◆ Provided information:

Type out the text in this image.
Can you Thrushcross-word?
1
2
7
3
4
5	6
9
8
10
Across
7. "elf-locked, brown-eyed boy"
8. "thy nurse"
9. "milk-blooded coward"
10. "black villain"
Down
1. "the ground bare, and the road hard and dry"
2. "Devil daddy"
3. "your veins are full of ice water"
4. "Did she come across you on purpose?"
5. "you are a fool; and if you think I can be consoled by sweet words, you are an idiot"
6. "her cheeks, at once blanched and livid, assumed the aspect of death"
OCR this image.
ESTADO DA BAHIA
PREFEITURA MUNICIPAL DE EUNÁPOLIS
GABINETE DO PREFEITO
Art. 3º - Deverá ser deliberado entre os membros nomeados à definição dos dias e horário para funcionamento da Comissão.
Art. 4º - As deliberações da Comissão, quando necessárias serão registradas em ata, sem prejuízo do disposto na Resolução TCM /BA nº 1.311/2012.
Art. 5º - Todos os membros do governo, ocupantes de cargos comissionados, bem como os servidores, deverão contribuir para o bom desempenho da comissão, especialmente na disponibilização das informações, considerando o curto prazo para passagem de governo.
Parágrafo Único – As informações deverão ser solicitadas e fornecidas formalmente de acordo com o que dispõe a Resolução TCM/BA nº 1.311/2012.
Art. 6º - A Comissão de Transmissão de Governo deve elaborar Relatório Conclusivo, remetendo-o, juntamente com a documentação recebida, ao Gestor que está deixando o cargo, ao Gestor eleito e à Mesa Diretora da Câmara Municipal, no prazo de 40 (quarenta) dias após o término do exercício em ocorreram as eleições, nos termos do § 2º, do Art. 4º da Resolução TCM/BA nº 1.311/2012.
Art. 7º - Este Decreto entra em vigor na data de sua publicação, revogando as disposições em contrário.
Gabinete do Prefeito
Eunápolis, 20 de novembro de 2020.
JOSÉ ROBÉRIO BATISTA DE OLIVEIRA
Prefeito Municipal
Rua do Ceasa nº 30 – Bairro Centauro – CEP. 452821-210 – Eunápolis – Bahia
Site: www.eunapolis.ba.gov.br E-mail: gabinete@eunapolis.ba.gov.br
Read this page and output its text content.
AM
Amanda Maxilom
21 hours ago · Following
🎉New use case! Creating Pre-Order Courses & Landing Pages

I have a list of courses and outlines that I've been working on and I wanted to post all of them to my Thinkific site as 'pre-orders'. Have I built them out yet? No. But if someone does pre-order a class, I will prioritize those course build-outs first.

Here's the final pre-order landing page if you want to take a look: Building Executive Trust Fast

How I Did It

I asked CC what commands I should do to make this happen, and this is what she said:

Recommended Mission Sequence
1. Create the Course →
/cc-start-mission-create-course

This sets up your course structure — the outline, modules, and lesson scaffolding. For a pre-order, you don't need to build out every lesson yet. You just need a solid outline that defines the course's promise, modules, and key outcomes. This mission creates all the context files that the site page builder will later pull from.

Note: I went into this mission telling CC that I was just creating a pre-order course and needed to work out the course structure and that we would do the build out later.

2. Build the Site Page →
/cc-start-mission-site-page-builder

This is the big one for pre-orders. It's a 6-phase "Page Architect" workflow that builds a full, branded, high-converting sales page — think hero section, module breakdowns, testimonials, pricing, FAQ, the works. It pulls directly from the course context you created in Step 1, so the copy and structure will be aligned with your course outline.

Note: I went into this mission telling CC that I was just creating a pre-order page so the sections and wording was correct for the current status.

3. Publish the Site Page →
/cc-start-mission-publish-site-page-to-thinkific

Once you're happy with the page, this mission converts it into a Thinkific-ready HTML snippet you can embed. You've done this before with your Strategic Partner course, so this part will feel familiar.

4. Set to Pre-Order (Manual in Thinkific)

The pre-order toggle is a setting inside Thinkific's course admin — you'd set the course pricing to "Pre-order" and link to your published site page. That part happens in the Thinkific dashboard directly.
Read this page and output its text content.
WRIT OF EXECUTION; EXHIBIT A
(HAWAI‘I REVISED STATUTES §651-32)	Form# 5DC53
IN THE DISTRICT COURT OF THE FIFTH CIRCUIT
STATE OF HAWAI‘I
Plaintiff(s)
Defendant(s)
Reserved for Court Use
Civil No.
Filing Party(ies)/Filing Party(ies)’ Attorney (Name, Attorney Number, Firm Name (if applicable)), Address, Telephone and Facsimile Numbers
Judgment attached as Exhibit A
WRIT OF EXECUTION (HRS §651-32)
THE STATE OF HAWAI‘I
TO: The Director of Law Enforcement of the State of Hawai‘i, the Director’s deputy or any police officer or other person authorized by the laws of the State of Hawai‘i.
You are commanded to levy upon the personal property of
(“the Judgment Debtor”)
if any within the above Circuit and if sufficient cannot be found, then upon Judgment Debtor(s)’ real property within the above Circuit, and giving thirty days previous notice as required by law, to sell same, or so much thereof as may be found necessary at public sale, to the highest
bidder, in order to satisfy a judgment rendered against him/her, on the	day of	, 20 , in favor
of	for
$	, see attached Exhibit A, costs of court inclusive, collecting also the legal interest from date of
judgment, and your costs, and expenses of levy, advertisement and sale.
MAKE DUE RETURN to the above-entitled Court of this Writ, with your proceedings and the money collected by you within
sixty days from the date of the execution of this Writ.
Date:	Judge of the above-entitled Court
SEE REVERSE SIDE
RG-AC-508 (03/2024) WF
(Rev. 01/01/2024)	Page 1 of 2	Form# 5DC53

◆ What this task involves: Print all the data exactly.

◆ Task result:
Type out the text in this image.
Can you Thrushcross-word?
1
2
7
3
4
5	6
9
8
10
Across
7. "elf-locked, brown-eyed boy"
8. "thy nurse"
9. "milk-blooded coward"
10. "black villain"
Down
1. "the ground bare, and the road hard and dry"
2. "Devil daddy"
3. "your veins are full of ice water"
4. "Did she come across you on purpose?"
5. "you are a fool; and if you think I can be consoled by sweet words, you are an idiot"
6. "her cheeks, at once blanched and livid, assumed the aspect of death"
OCR this image.
ESTADO DA BAHIA
PREFEITURA MUNICIPAL DE EUNÁPOLIS
GABINETE DO PREFEITO
Art. 3º - Deverá ser deliberado entre os membros nomeados à definição dos dias e horário para funcionamento da Comissão.
Art. 4º - As deliberações da Comissão, quando necessárias serão registradas em ata, sem prejuízo do disposto na Resolução TCM /BA nº 1.311/2012.
Art. 5º - Todos os membros do governo, ocupantes de cargos comissionados, bem como os servidores, deverão contribuir para o bom desempenho da comissão, especialmente na disponibilização das informações, considerando o curto prazo para passagem de governo.
Parágrafo Único – As informações deverão ser solicitadas e fornecidas formalmente de acordo com o que dispõe a Resolução TCM/BA nº 1.311/2012.
Art. 6º - A Comissão de Transmissão de Governo deve elaborar Relatório Conclusivo, remetendo-o, juntamente com a documentação recebida, ao Gestor que está deixando o cargo, ao Gestor eleito e à Mesa Diretora da Câmara Municipal, no prazo de 40 (quarenta) dias após o término do exercício em ocorreram as eleições, nos termos do § 2º, do Art. 4º da Resolução TCM/BA nº 1.311/2012.
Art. 7º - Este Decreto entra em vigor na data de sua publicação, revogando as disposições em contrário.
Gabinete do Prefeito
Eunápolis, 20 de novembro de 2020.
JOSÉ ROBÉRIO BATISTA DE OLIVEIRA
Prefeito Municipal
Rua do Ceasa nº 30 – Bairro Centauro – CEP. 452821-210 – Eunápolis – Bahia
Site: www.eunapolis.ba.gov.br E-mail: gabinete@eunapolis.ba.gov.br
Read this page and output its text content.
AM
Amanda Maxilom
21 hours ago · Following
🎉New use case! Creating Pre-Order Courses & Landing Pages

I have a list of courses and outlines that I've been working on and I wanted to post all of them to my Thinkific site as 'pre-orders'. Have I built them out yet? No. But if someone does pre-order a class, I will prioritize those course build-outs first.

Here's the final pre-order landing page if you want to take a look: Building Executive Trust Fast

How I Did It

I asked CC what commands I should do to make this happen, and this is what she said:

Recommended Mission Sequence
1. Create the Course →
/cc-start-mission-create-course

This sets up your course structure — the outline, modules, and lesson scaffolding. For a pre-order, you don't need to build out every lesson yet. You just need a solid outline that defines the course's promise, modules, and key outcomes. This mission creates all the context files that the site page builder will later pull from.

Note: I went into this mission telling CC that I was just creating a pre-order course and needed to work out the course structure and that we would do the build out later.

2. Build the Site Page →
/cc-start-mission-site-page-builder

This is the big one for pre-orders. It's a 6-phase "Page Architect" workflow that builds a full, branded, high-converting sales page — think hero section, module breakdowns, testimonials, pricing, FAQ, the works. It pulls directly from the course context you created in Step 1, so the copy and structure will be aligned with your course outline.

Note: I went into this mission telling CC that I was just creating a pre-order page so the sections and wording was correct for the current status.

3. Publish the Site Page →
/cc-start-mission-publish-site-page-to-thinkific

Once you're happy with the page, this mission converts it into a Thinkific-ready HTML snippet you can embed. You've done this before with your Strategic Partner course, so this part will feel familiar.

4. Set to Pre-Order (Manual in Thinkific)

The pre-order toggle is a setting inside Thinkific's course admin — you'd set the course pricing to "Pre-order" and link to your published site page. That part happens in the Thinkific dashboard directly.
Read this page and output its text content.
WRIT OF EXECUTION; EXHIBIT A
(HAWAI‘I REVISED STATUTES §651-32)	Form# 5DC53
IN THE DISTRICT COURT OF THE FIFTH CIRCUIT
STATE OF HAWAI‘I
Plaintiff(s)
Defendant(s)
Reserved for Court Use
Civil No.
Filing Party(ies)/Filing Party(ies)’ Attorney (Name, Attorney Number, Firm Name (if applicable)), Address, Telephone and Facsimile Numbers
Judgment attached as Exhibit A
WRIT OF EXECUTION (HRS §651-32)
THE STATE OF HAWAI‘I
TO: The Director of Law Enforcement of the State of Hawai‘i, the Director’s deputy or any police officer or other person authorized by the laws of the State of Hawai‘i.
You are commanded to levy upon the personal property of
(“the Judgment Debtor”)
if any within the above Circuit and if sufficient cannot be found, then upon Judgment Debtor(s)’ real property within the above Circuit, and giving thirty days previous notice as required by law, to sell same, or so much thereof as may be found necessary at public sale, to the highest
bidder, in order to satisfy a judgment rendered against him/her, on the	day of	, 20 , in favor
of	for
$	, see attached Exhibit A, costs of court inclusive, collecting also the legal interest from date of
judgment, and your costs, and expenses of levy, advertisement and sale.
MAKE DUE RETURN to the above-entitled Court of this Writ, with your proceedings and the money collected by you within
sixty days from the date of the execution of this Writ.
Date:	Judge of the above-entitled Court
SEE REVERSE SIDE
RG-AC-508 (03/2024) WF
(Rev. 01/01/2024)	Page 1 of 2	Form# 5DC53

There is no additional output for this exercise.